• [Goal of the exercise]: Set down each line of the material that follows, exactly, with no pictures.

--- Start Available records ---

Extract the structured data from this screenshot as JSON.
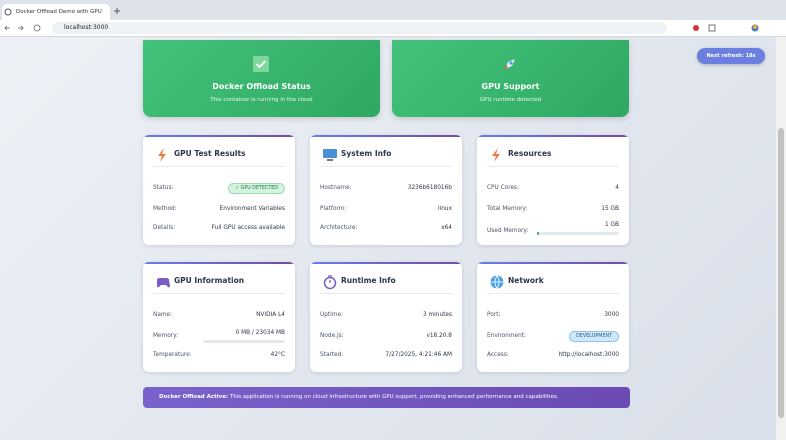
{
  "browser": {
    "tab_title": "Docker Offload Demo with GPU",
    "url": "localhost:3000"
  },
  "refresh_button": "Next refresh: 18s",
  "hero": [
    {
      "title": "Docker Offload Status",
      "subtitle": "This container is running in the cloud"
    },
    {
      "title": "GPU Support",
      "subtitle": "GPU runtime detected"
    }
  ],
  "cards": [
    {
      "title": "GPU Test Results",
      "rows": [
        {
          "label": "Status:",
          "badge": "✓ GPU DETECTED"
        },
        {
          "label": "Method:",
          "value": "Environment Variables"
        },
        {
          "label": "Details:",
          "value": "Full GPU access available"
        }
      ]
    },
    {
      "title": "System Info",
      "rows": [
        {
          "label": "Hostname:",
          "value": "3236b618016b"
        },
        {
          "label": "Platform:",
          "value": "linux"
        },
        {
          "label": "Architecture:",
          "value": "x64"
        }
      ]
    },
    {
      "title": "Resources",
      "rows": [
        {
          "label": "CPU Cores:",
          "value": "4"
        },
        {
          "label": "Total Memory:",
          "value": "15 GB"
        },
        {
          "label": "Used Memory:",
          "value": "1 GB",
          "progress": 3
        }
      ]
    },
    {
      "title": "GPU Information",
      "rows": [
        {
          "label": "Name:",
          "value": "NVIDIA L4"
        },
        {
          "label": "Memory:",
          "value": "0 MB / 23034 MB",
          "progress": 0
        },
        {
          "label": "Temperature:",
          "value": "42°C"
        }
      ]
    },
    {
      "title": "Runtime Info",
      "rows": [
        {
          "label": "Uptime:",
          "value": "3 minutes"
        },
        {
          "label": "Node.js:",
          "value": "v18.20.8"
        },
        {
          "label": "Started:",
          "value": "7/27/2025, 4:21:46 AM"
        }
      ]
    },
    {
      "title": "Network",
      "rows": [
        {
          "label": "Port:",
          "value": "3000"
        },
        {
          "label": "Environment:",
          "badge": "DEVELOPMENT"
        },
        {
          "label": "Access:",
          "value": "http://localhost:3000"
        }
      ]
    }
  ],
  "banner": {
    "strong": "Docker Offload Active:",
    "text": "This application is running on cloud infrastructure with GPU support, providing enhanced performance and capabilities."
  }
}
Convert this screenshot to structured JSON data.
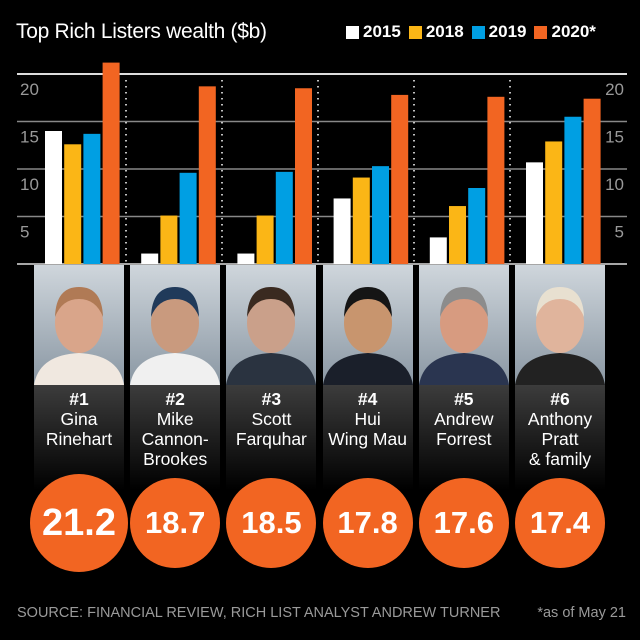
{
  "chart_data": {
    "type": "bar",
    "title": "Top Rich Listers wealth ($b)",
    "categories": [
      "Gina Rinehart",
      "Mike Cannon-Brookes",
      "Scott Farquhar",
      "Hui Wing Mau",
      "Andrew Forrest",
      "Anthony Pratt & family"
    ],
    "series": [
      {
        "name": "2015",
        "color": "#ffffff",
        "values": [
          14.0,
          1.1,
          1.1,
          6.9,
          2.8,
          10.7
        ]
      },
      {
        "name": "2018",
        "color": "#fbb616",
        "values": [
          12.6,
          5.1,
          5.1,
          9.1,
          6.1,
          12.9
        ]
      },
      {
        "name": "2019",
        "color": "#009fe3",
        "values": [
          13.7,
          9.6,
          9.7,
          10.3,
          8.0,
          15.5
        ]
      },
      {
        "name": "2020*",
        "color": "#f26522",
        "values": [
          21.2,
          18.7,
          18.5,
          17.8,
          17.6,
          17.4
        ]
      }
    ],
    "yticks": [
      "5",
      "10",
      "15",
      "20"
    ],
    "ylim": [
      0,
      20
    ],
    "grid": true,
    "legend": "top-right"
  },
  "people": [
    {
      "rank": "#1",
      "name_lines": [
        "Gina",
        "Rinehart"
      ],
      "wealth": "21.2"
    },
    {
      "rank": "#2",
      "name_lines": [
        "Mike",
        "Cannon-",
        "Brookes"
      ],
      "wealth": "18.7"
    },
    {
      "rank": "#3",
      "name_lines": [
        "Scott",
        "Farquhar"
      ],
      "wealth": "18.5"
    },
    {
      "rank": "#4",
      "name_lines": [
        "Hui",
        "Wing Mau"
      ],
      "wealth": "17.8"
    },
    {
      "rank": "#5",
      "name_lines": [
        "Andrew",
        "Forrest"
      ],
      "wealth": "17.6"
    },
    {
      "rank": "#6",
      "name_lines": [
        "Anthony",
        "Pratt",
        "& family"
      ],
      "wealth": "17.4"
    }
  ],
  "footer": {
    "source": "SOURCE: FINANCIAL REVIEW, RICH LIST ANALYST ANDREW TURNER",
    "note": "*as of May 21"
  }
}
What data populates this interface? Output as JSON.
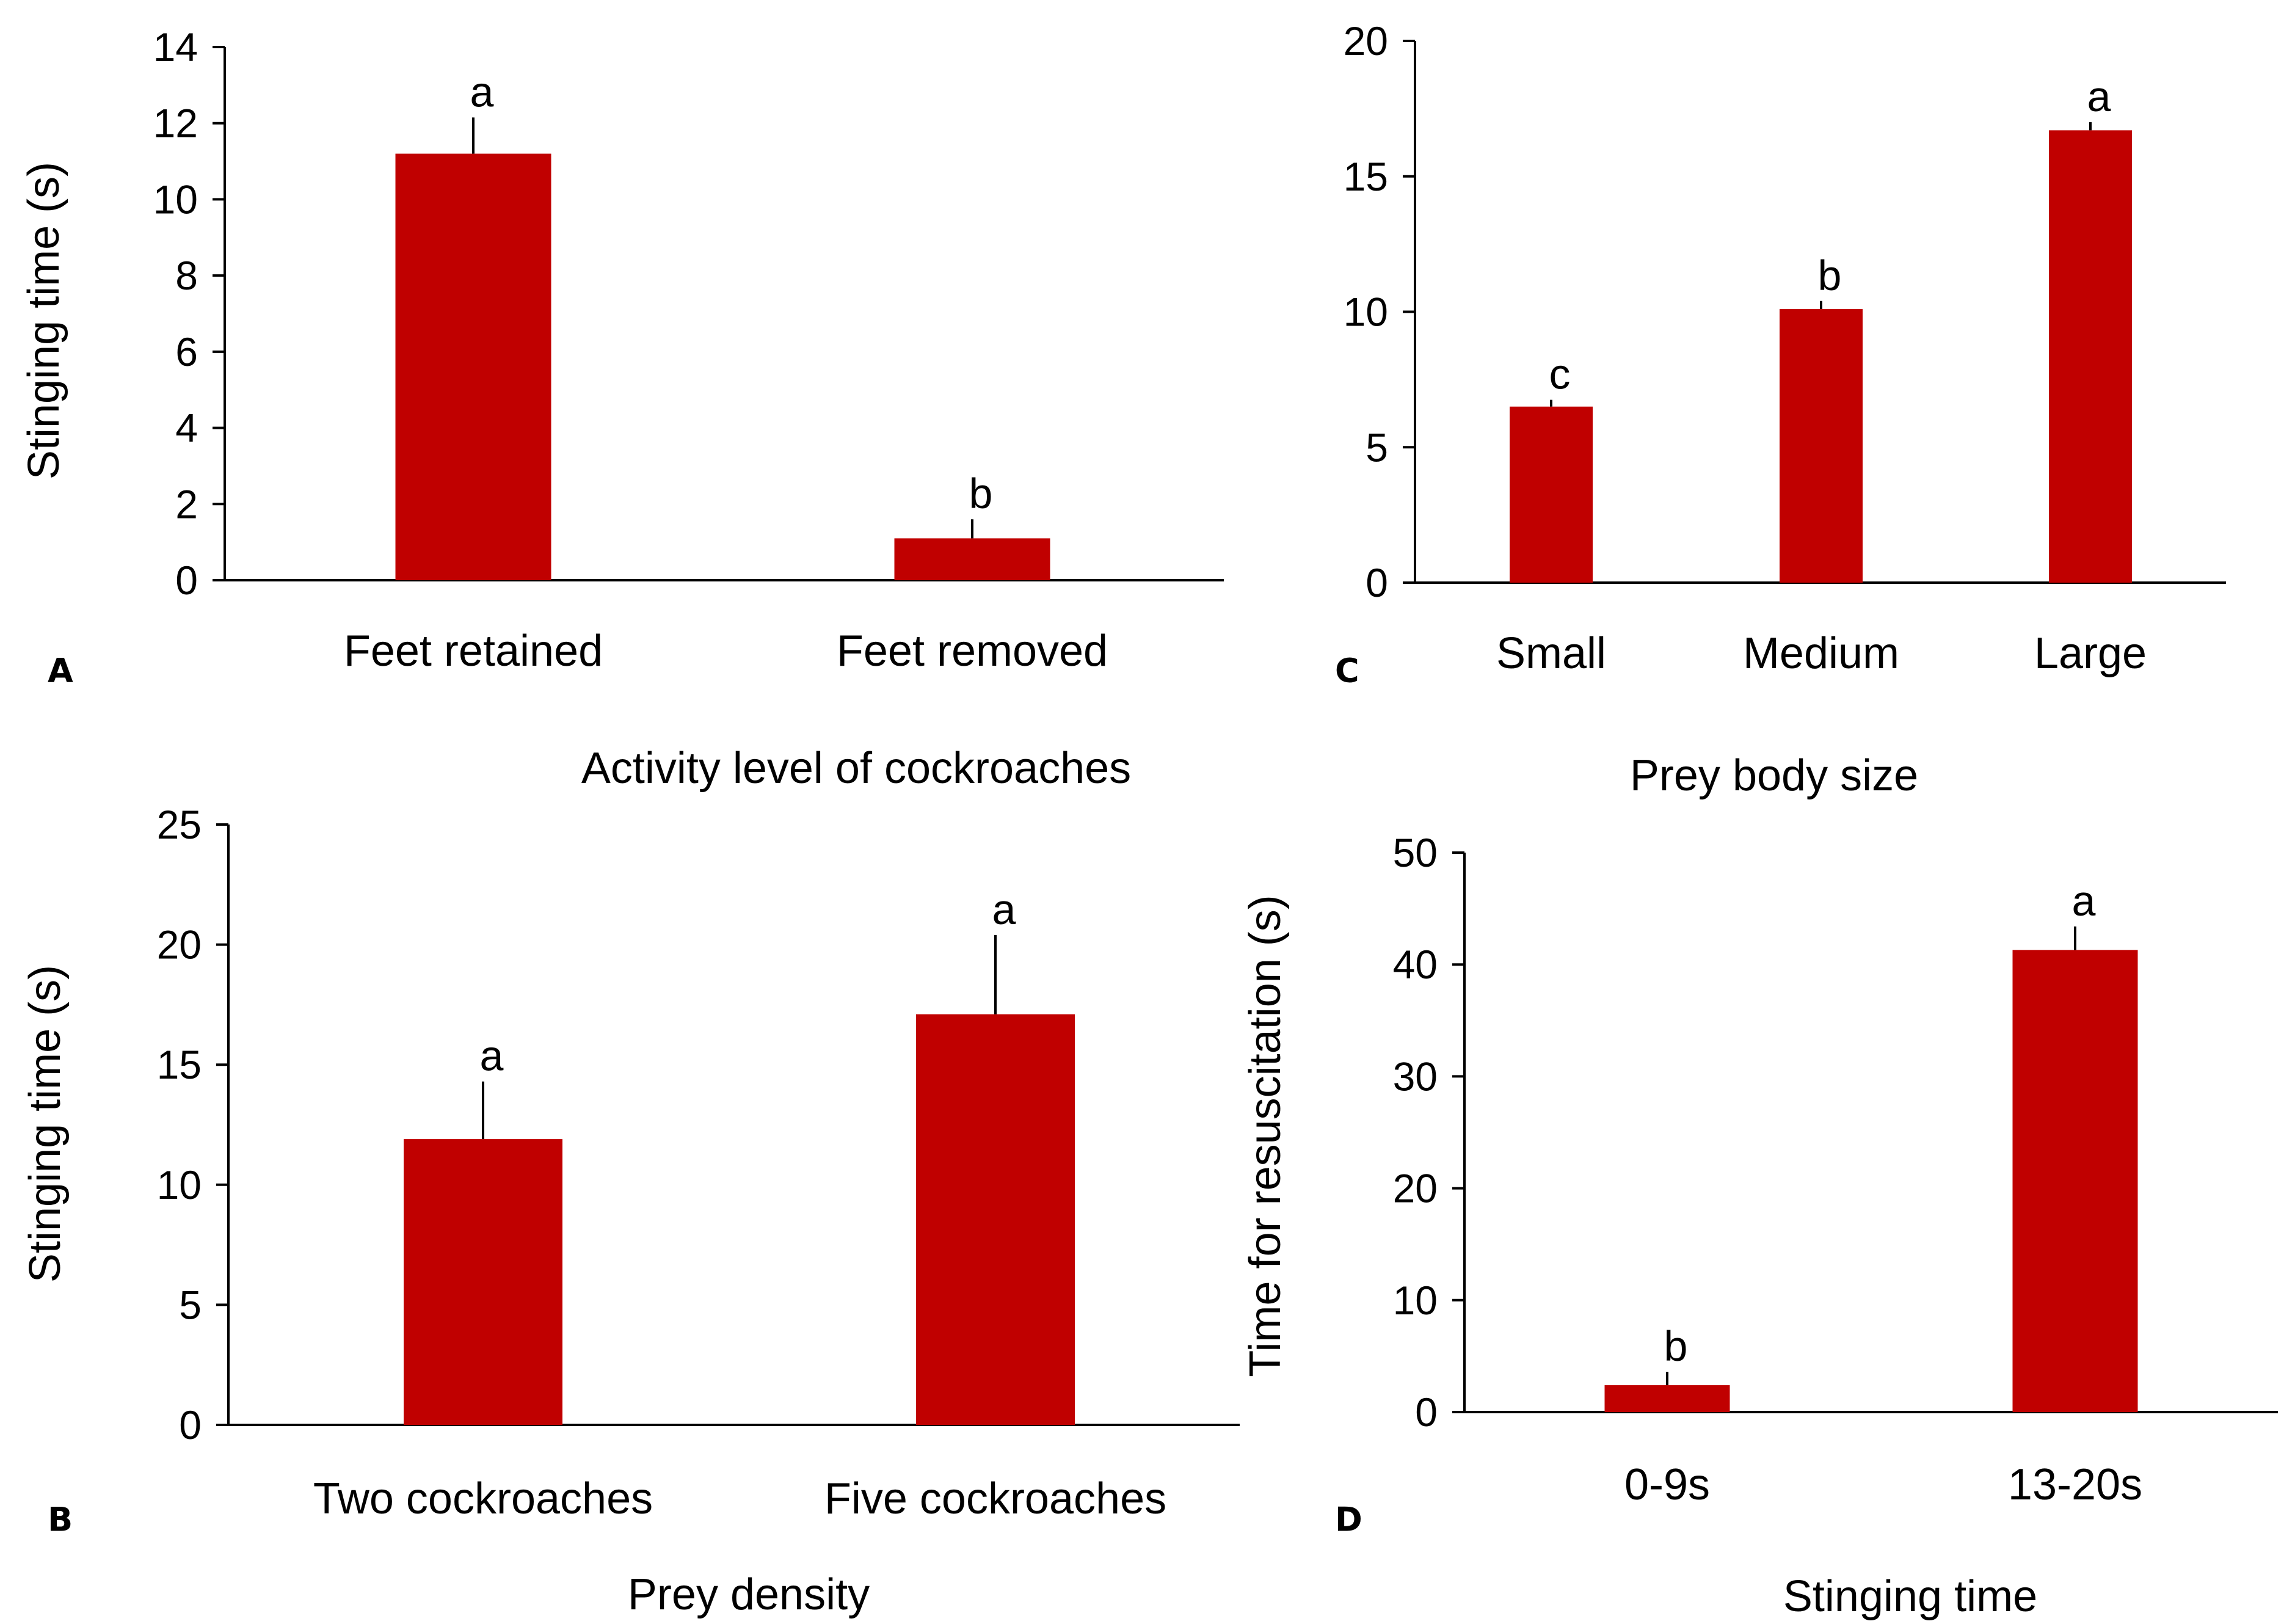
{
  "bar_color": "#C00000",
  "chart_data": [
    {
      "panel": "A",
      "type": "bar",
      "categories": [
        "Feet retained",
        "Feet removed"
      ],
      "values": [
        11.2,
        1.1
      ],
      "errors": [
        0.95,
        0.5
      ],
      "significance": [
        "a",
        "b"
      ],
      "xlabel": "Activity level of cockroaches",
      "ylabel": "Stinging time (s)",
      "ylim": [
        0,
        14
      ],
      "yticks": [
        0,
        2,
        4,
        6,
        8,
        10,
        12,
        14
      ],
      "grid": false
    },
    {
      "panel": "C",
      "type": "bar",
      "categories": [
        "Small",
        "Medium",
        "Large"
      ],
      "values": [
        6.5,
        10.1,
        16.7
      ],
      "errors": [
        0.25,
        0.3,
        0.3
      ],
      "significance": [
        "c",
        "b",
        "a"
      ],
      "xlabel": "Prey body size",
      "ylabel": "",
      "ylim": [
        0,
        20
      ],
      "yticks": [
        0,
        5,
        10,
        15,
        20
      ],
      "grid": false
    },
    {
      "panel": "B",
      "type": "bar",
      "categories": [
        "Two cockroaches",
        "Five cockroaches"
      ],
      "values": [
        11.9,
        17.1
      ],
      "errors": [
        2.4,
        3.3
      ],
      "significance": [
        "a",
        "a"
      ],
      "xlabel": "Prey density",
      "ylabel": "Stinging time (s)",
      "ylim": [
        0,
        25
      ],
      "yticks": [
        0,
        5,
        10,
        15,
        20,
        25
      ],
      "grid": false
    },
    {
      "panel": "D",
      "type": "bar",
      "categories": [
        "0-9s",
        "13-20s"
      ],
      "values": [
        2.4,
        41.3
      ],
      "errors": [
        1.2,
        2.1
      ],
      "significance": [
        "b",
        "a"
      ],
      "xlabel": "Stinging time",
      "ylabel": "Time for resuscitation (s)",
      "ylim": [
        0,
        50
      ],
      "yticks": [
        0,
        10,
        20,
        30,
        40,
        50
      ],
      "grid": false
    }
  ]
}
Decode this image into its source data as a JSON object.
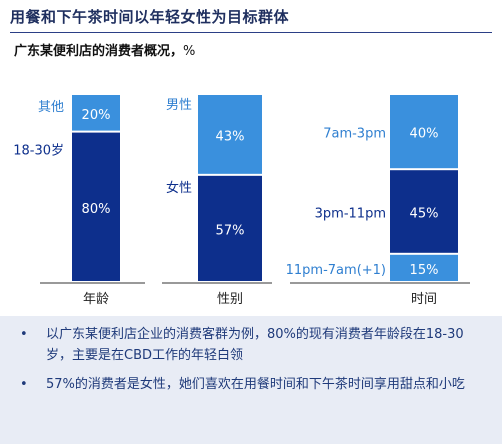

--- End Available records ---

• [Expected output]:
Extract the structured data from this screenshot as JSON.
{
  "browser": {
    "tab_title": "Docker Offload Demo with GPU",
    "url": "localhost:3000"
  },
  "refresh_button": "Next refresh: 18s",
  "hero": [
    {
      "title": "Docker Offload Status",
      "subtitle": "This container is running in the cloud"
    },
    {
      "title": "GPU Support",
      "subtitle": "GPU runtime detected"
    }
  ],
  "cards": [
    {
      "title": "GPU Test Results",
      "rows": [
        {
          "label": "Status:",
          "badge": "✓ GPU DETECTED"
        },
        {
          "label": "Method:",
          "value": "Environment Variables"
        },
        {
          "label": "Details:",
          "value": "Full GPU access available"
        }
      ]
    },
    {
      "title": "System Info",
      "rows": [
        {
          "label": "Hostname:",
          "value": "3236b618016b"
        },
        {
          "label": "Platform:",
          "value": "linux"
        },
        {
          "label": "Architecture:",
          "value": "x64"
        }
      ]
    },
    {
      "title": "Resources",
      "rows": [
        {
          "label": "CPU Cores:",
          "value": "4"
        },
        {
          "label": "Total Memory:",
          "value": "15 GB"
        },
        {
          "label": "Used Memory:",
          "value": "1 GB",
          "progress": 3
        }
      ]
    },
    {
      "title": "GPU Information",
      "rows": [
        {
          "label": "Name:",
          "value": "NVIDIA L4"
        },
        {
          "label": "Memory:",
          "value": "0 MB / 23034 MB",
          "progress": 0
        },
        {
          "label": "Temperature:",
          "value": "42°C"
        }
      ]
    },
    {
      "title": "Runtime Info",
      "rows": [
        {
          "label": "Uptime:",
          "value": "3 minutes"
        },
        {
          "label": "Node.js:",
          "value": "v18.20.8"
        },
        {
          "label": "Started:",
          "value": "7/27/2025, 4:21:46 AM"
        }
      ]
    },
    {
      "title": "Network",
      "rows": [
        {
          "label": "Port:",
          "value": "3000"
        },
        {
          "label": "Environment:",
          "badge": "DEVELOPMENT"
        },
        {
          "label": "Access:",
          "value": "http://localhost:3000"
        }
      ]
    }
  ],
  "banner": {
    "strong": "Docker Offload Active:",
    "text": "This application is running on cloud infrastructure with GPU support, providing enhanced performance and capabilities."
  }
}
Convert this screenshot to structured JSON data.
{
  "chart_data": {
    "type": "bar",
    "title": "Top Rich Listers wealth ($b)",
    "categories": [
      "Gina Rinehart",
      "Mike Cannon-Brookes",
      "Scott Farquhar",
      "Hui Wing Mau",
      "Andrew Forrest",
      "Anthony Pratt & family"
    ],
    "series": [
      {
        "name": "2015",
        "color": "#ffffff",
        "values": [
          14.0,
          1.1,
          1.1,
          6.9,
          2.8,
          10.7
        ]
      },
      {
        "name": "2018",
        "color": "#fbb616",
        "values": [
          12.6,
          5.1,
          5.1,
          9.1,
          6.1,
          12.9
        ]
      },
      {
        "name": "2019",
        "color": "#009fe3",
        "values": [
          13.7,
          9.6,
          9.7,
          10.3,
          8.0,
          15.5
        ]
      },
      {
        "name": "2020*",
        "color": "#f26522",
        "values": [
          21.2,
          18.7,
          18.5,
          17.8,
          17.6,
          17.4
        ]
      }
    ],
    "yticks": [
      "5",
      "10",
      "15",
      "20"
    ],
    "ylim": [
      0,
      20
    ],
    "grid": true,
    "legend": "top-right"
  },
  "people": [
    {
      "rank": "#1",
      "name_lines": [
        "Gina",
        "Rinehart"
      ],
      "wealth": "21.2"
    },
    {
      "rank": "#2",
      "name_lines": [
        "Mike",
        "Cannon-",
        "Brookes"
      ],
      "wealth": "18.7"
    },
    {
      "rank": "#3",
      "name_lines": [
        "Scott",
        "Farquhar"
      ],
      "wealth": "18.5"
    },
    {
      "rank": "#4",
      "name_lines": [
        "Hui",
        "Wing Mau"
      ],
      "wealth": "17.8"
    },
    {
      "rank": "#5",
      "name_lines": [
        "Andrew",
        "Forrest"
      ],
      "wealth": "17.6"
    },
    {
      "rank": "#6",
      "name_lines": [
        "Anthony",
        "Pratt",
        "& family"
      ],
      "wealth": "17.4"
    }
  ],
  "footer": {
    "source": "SOURCE: FINANCIAL REVIEW, RICH LIST ANALYST ANDREW TURNER",
    "note": "*as of May 21"
  }
}
What data populates this interface? Output as JSON.
{
  "bar_color": "#C00000",
  "chart_data": [
    {
      "panel": "A",
      "type": "bar",
      "categories": [
        "Feet retained",
        "Feet removed"
      ],
      "values": [
        11.2,
        1.1
      ],
      "errors": [
        0.95,
        0.5
      ],
      "significance": [
        "a",
        "b"
      ],
      "xlabel": "Activity level of cockroaches",
      "ylabel": "Stinging time (s)",
      "ylim": [
        0,
        14
      ],
      "yticks": [
        0,
        2,
        4,
        6,
        8,
        10,
        12,
        14
      ],
      "grid": false
    },
    {
      "panel": "C",
      "type": "bar",
      "categories": [
        "Small",
        "Medium",
        "Large"
      ],
      "values": [
        6.5,
        10.1,
        16.7
      ],
      "errors": [
        0.25,
        0.3,
        0.3
      ],
      "significance": [
        "c",
        "b",
        "a"
      ],
      "xlabel": "Prey body size",
      "ylabel": "",
      "ylim": [
        0,
        20
      ],
      "yticks": [
        0,
        5,
        10,
        15,
        20
      ],
      "grid": false
    },
    {
      "panel": "B",
      "type": "bar",
      "categories": [
        "Two cockroaches",
        "Five cockroaches"
      ],
      "values": [
        11.9,
        17.1
      ],
      "errors": [
        2.4,
        3.3
      ],
      "significance": [
        "a",
        "a"
      ],
      "xlabel": "Prey density",
      "ylabel": "Stinging time (s)",
      "ylim": [
        0,
        25
      ],
      "yticks": [
        0,
        5,
        10,
        15,
        20,
        25
      ],
      "grid": false
    },
    {
      "panel": "D",
      "type": "bar",
      "categories": [
        "0-9s",
        "13-20s"
      ],
      "values": [
        2.4,
        41.3
      ],
      "errors": [
        1.2,
        2.1
      ],
      "significance": [
        "b",
        "a"
      ],
      "xlabel": "Stinging time",
      "ylabel": "Time for resuscitation (s)",
      "ylim": [
        0,
        50
      ],
      "yticks": [
        0,
        10,
        20,
        30,
        40,
        50
      ],
      "grid": false
    }
  ]
}
Decode this image into its source data as a JSON object.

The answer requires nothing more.